-- Begin --

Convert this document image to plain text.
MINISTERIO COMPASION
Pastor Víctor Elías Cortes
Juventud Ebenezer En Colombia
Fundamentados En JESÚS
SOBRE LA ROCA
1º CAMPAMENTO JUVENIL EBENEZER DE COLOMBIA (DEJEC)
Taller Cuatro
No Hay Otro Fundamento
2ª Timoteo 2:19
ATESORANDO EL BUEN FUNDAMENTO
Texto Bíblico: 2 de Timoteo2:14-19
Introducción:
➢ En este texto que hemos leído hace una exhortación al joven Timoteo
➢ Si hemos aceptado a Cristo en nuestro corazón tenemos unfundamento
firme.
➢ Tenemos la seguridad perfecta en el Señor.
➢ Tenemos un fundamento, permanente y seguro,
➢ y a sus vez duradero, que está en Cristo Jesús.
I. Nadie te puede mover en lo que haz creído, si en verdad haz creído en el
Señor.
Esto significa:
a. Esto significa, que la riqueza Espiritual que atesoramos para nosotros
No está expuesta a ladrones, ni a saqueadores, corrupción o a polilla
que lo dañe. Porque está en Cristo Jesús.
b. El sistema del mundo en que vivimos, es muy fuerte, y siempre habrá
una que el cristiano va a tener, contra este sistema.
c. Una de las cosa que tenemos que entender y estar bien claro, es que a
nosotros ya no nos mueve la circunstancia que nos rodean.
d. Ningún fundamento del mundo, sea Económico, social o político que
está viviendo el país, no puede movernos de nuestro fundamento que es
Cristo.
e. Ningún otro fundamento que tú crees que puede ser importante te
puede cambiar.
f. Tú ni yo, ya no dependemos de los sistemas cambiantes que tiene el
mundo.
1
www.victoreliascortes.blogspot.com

-- End --

> **Given task**
Extract every entry in the listing word for word.

> **Correct answer**
Convert this document image to plain text.
MINISTERIO COMPASION
Pastor Víctor Elías Cortes
Juventud Ebenezer En Colombia
Fundamentados En JESÚS
SOBRE LA ROCA
1º CAMPAMENTO JUVENIL EBENEZER DE COLOMBIA (DEJEC)
Taller Cuatro
No Hay Otro Fundamento
2ª Timoteo 2:19
ATESORANDO EL BUEN FUNDAMENTO
Texto Bíblico: 2 de Timoteo2:14-19
Introducción:
➢ En este texto que hemos leído hace una exhortación al joven Timoteo
➢ Si hemos aceptado a Cristo en nuestro corazón tenemos unfundamento
firme.
➢ Tenemos la seguridad perfecta en el Señor.
➢ Tenemos un fundamento, permanente y seguro,
➢ y a sus vez duradero, que está en Cristo Jesús.
I. Nadie te puede mover en lo que haz creído, si en verdad haz creído en el
Señor.
Esto significa:
a. Esto significa, que la riqueza Espiritual que atesoramos para nosotros
No está expuesta a ladrones, ni a saqueadores, corrupción o a polilla
que lo dañe. Porque está en Cristo Jesús.
b. El sistema del mundo en que vivimos, es muy fuerte, y siempre habrá
una que el cristiano va a tener, contra este sistema.
c. Una de las cosa que tenemos que entender y estar bien claro, es que a
nosotros ya no nos mueve la circunstancia que nos rodean.
d. Ningún fundamento del mundo, sea Económico, social o político que
está viviendo el país, no puede movernos de nuestro fundamento que es
Cristo.
e. Ningún otro fundamento que tú crees que puede ser importante te
puede cambiar.
f. Tú ni yo, ya no dependemos de los sistemas cambiantes que tiene el
mundo.
1
www.victoreliascortes.blogspot.com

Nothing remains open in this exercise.